■ Text provided:
......

So thank you very much for listening and if anybody would like to ask questions, here we are.

M
Matthew McEachran
analyst

Matthew from Singers. Can I kick off with a couple on the sort of intensification of strategy in couple of areas in particular? Just could we start off with future factory and maybe give us a flavor as to the pace that you can achieve change and how you'll be measuring the financial success of that? How quickly can you derive financial benefits, in particular thinking about releasing working capital? Maybe we could start off with that one.

L
Lisa Montague
executive

Absolutely. Shall I go first? Well, you know us, Matthew; bigger, better, faster, more. We'd like to go very fast. Obviously we need to make a step change that's not disruptive. But the change in Standfast over those last 8 years, as I mentioned, has been quite radical and we've got to sort of 80% digital printing. We can probably get to 50% at Anstey quite quickly. We're 50% overall at the moment and that's Anstey running at about 27% at the moment. I know there was a drawback in the first half, but it caught up in the second half. That was mainly because of the inevitable disruption of the changes of the workforce. But now that those shift patterns have settled, we do believe it is going quite quickly.

The big digital machine that we invested in last year that was implemented is obviously up and fully running now and we have the order book to really move that on. We're running at 24/5 at the moment. We're moving shortly to 24/6 and then obviously 24/7 will follow I would think by early next year. And then we'll be looking at what we can do to release some of the conventional capacity into there and how we then drive that forward with new solutions. We're working in the background on research and development with some of the engineering companies of what comes next. Do we get to a point of another one of those machines or is there new technology that will enhance it even further? That technology is in development at the moment. So yes, and we're obviously doing test and learn on our own brands first.

......

■ Raw data:

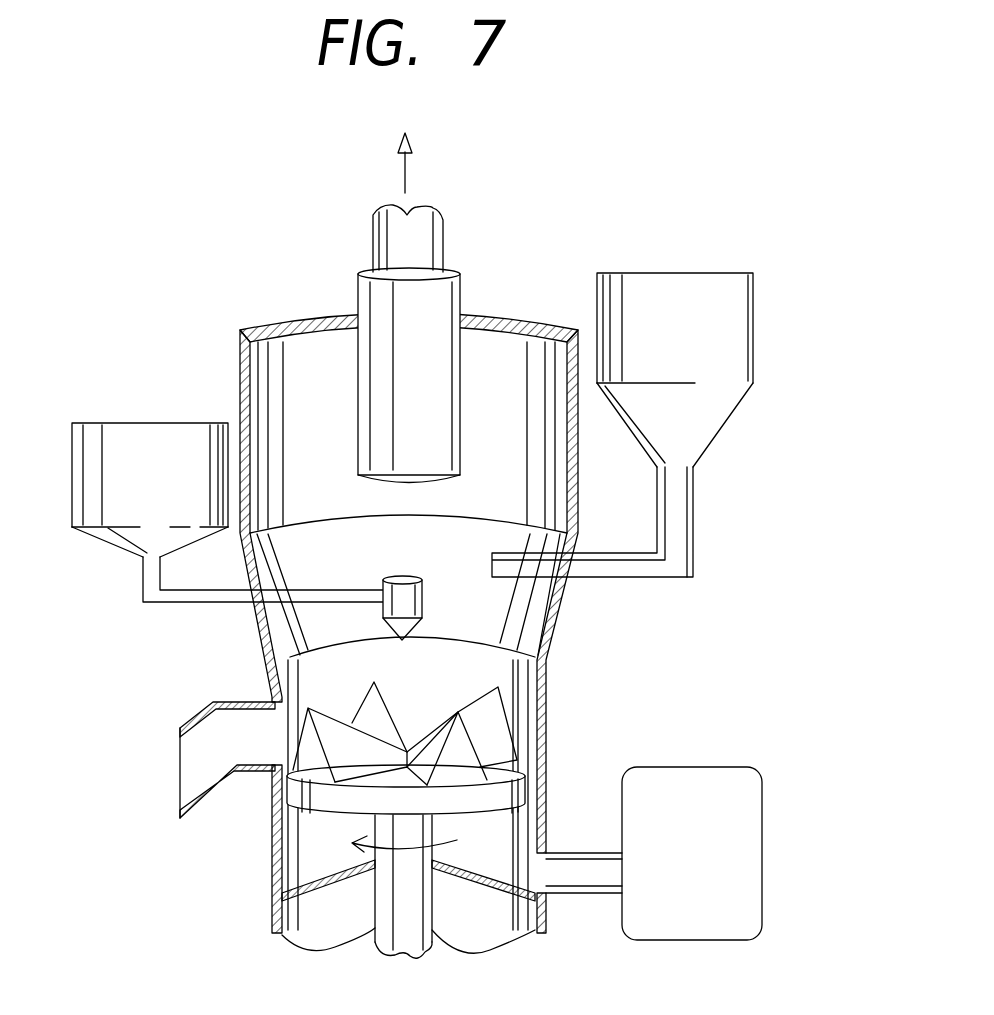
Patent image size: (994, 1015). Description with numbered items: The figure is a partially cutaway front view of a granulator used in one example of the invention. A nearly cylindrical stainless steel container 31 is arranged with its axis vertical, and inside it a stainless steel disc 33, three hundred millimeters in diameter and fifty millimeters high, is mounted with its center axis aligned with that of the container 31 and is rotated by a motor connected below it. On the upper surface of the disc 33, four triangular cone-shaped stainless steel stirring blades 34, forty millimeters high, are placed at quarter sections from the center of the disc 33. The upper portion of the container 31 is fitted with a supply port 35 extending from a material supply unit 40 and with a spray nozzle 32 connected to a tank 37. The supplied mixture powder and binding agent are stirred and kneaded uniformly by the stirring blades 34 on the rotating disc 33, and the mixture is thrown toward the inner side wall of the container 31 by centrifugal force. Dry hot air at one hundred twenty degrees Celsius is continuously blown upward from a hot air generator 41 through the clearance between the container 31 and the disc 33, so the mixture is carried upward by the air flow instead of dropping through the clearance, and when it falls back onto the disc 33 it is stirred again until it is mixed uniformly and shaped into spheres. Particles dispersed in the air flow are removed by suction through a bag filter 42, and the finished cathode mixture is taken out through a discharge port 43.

The container 31 is at (242, 390).
The spray nozzle 32 is at (392, 630).
The disc 33 is at (300, 792).
The stirring blades 34 is at (470, 747).
The supply port 35 is at (492, 570).
The tank 37 is at (135, 418).
The material supply unit 40 is at (685, 272).
The hot air generator 41 is at (713, 773).
The bag filter 42 is at (447, 333).
The discharge port 43 is at (180, 787).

......

■ The tasks:
(1) According to the call transcript, at roughly what percentage of digital printing is Anstey currently running?
(2) Put the stretch of the rows from their start through the line containing "The tank 37 is at (135, 418)." into a Markdown table with columns Nr and Line, omitting blank lines and the pictures.
The call transcript and the rows are unrelated material.

■ Responses:
(1) About 27%.

(2)
| Nr | Line |
|---|---|
| 1 | Patent image size: (994, 1015). Description with numbered items: The figure is a partially cutaway front view of a granulator used in one example of the invention. A nearly cylindrical stainless steel container 31 is arranged with its axis vertical, and inside it a stainless steel disc 33, three hundred millimeters in diameter and fifty millimeters high, is mounted with its center axis aligned with that of the container 31 and is rotated by a motor connected below it. On the upper surface of the disc 33, four triangular cone-shaped stainless steel stirring blades 34, forty millimeters high, are placed at quarter sections from the center of the disc 33. The upper portion of the container 31 is fitted with a supply port 35 extending from a material supply unit 40 and with a spray nozzle 32 connected to a tank 37. The supplied mixture powder and binding agent are stirred and kneaded uniformly by the stirring blades 34 on the rotating disc 33, and the mixture is thrown toward the inner side wall of the container 31 by centrifugal force. Dry hot air at one hundred twenty degrees Celsius is continuously blown upward from a hot air generator 41 through the clearance between the container 31 and the disc 33, so the mixture is carried upward by the air flow instead of dropping through the clearance, and when it falls back onto the disc 33 it is stirred again until it is mixed uniformly and shaped into spheres. Particles dispersed in the air flow are removed by suction through a bag filter 42, and the finished cathode mixture is taken out through a discharge port 43. |
| 2 | The container 31 is at (242, 390). |
| 3 | The spray nozzle 32 is at (392, 630). |
| 4 | The disc 33 is at (300, 792). |
| 5 | The stirring blades 34 is at (470, 747). |
| 6 | The supply port 35 is at (492, 570). |
| 7 | The tank 37 is at (135, 418). |